## begin Extracted information
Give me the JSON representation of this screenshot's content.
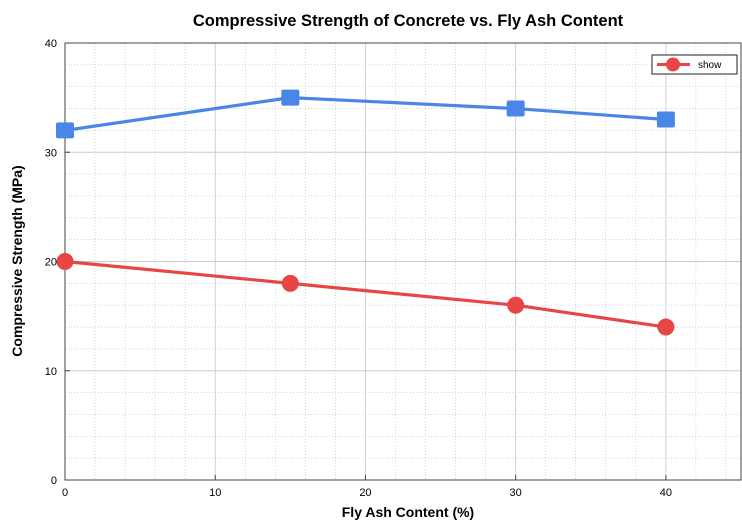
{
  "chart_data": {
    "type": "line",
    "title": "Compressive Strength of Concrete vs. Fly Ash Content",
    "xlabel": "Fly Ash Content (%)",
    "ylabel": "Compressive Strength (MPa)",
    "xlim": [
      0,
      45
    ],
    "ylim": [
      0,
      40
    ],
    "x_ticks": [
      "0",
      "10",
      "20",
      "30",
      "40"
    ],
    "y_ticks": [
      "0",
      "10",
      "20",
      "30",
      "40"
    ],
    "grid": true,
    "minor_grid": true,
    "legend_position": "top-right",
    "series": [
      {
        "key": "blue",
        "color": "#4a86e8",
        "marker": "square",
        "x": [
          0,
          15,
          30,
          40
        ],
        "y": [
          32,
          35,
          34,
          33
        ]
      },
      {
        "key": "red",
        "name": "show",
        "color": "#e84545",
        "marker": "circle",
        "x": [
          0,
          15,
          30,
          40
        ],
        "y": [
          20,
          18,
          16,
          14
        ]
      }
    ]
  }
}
## end Extracted information
→ Task goal: Give an exact copy of the material, leaving out every picture.

→ Result below:
Give me the JSON representation of this screenshot's content.
{
  "chart_data": {
    "type": "line",
    "title": "Compressive Strength of Concrete vs. Fly Ash Content",
    "xlabel": "Fly Ash Content (%)",
    "ylabel": "Compressive Strength (MPa)",
    "xlim": [
      0,
      45
    ],
    "ylim": [
      0,
      40
    ],
    "x_ticks": [
      "0",
      "10",
      "20",
      "30",
      "40"
    ],
    "y_ticks": [
      "0",
      "10",
      "20",
      "30",
      "40"
    ],
    "grid": true,
    "minor_grid": true,
    "legend_position": "top-right",
    "series": [
      {
        "key": "blue",
        "color": "#4a86e8",
        "marker": "square",
        "x": [
          0,
          15,
          30,
          40
        ],
        "y": [
          32,
          35,
          34,
          33
        ]
      },
      {
        "key": "red",
        "name": "show",
        "color": "#e84545",
        "marker": "circle",
        "x": [
          0,
          15,
          30,
          40
        ],
        "y": [
          20,
          18,
          16,
          14
        ]
      }
    ]
  }
}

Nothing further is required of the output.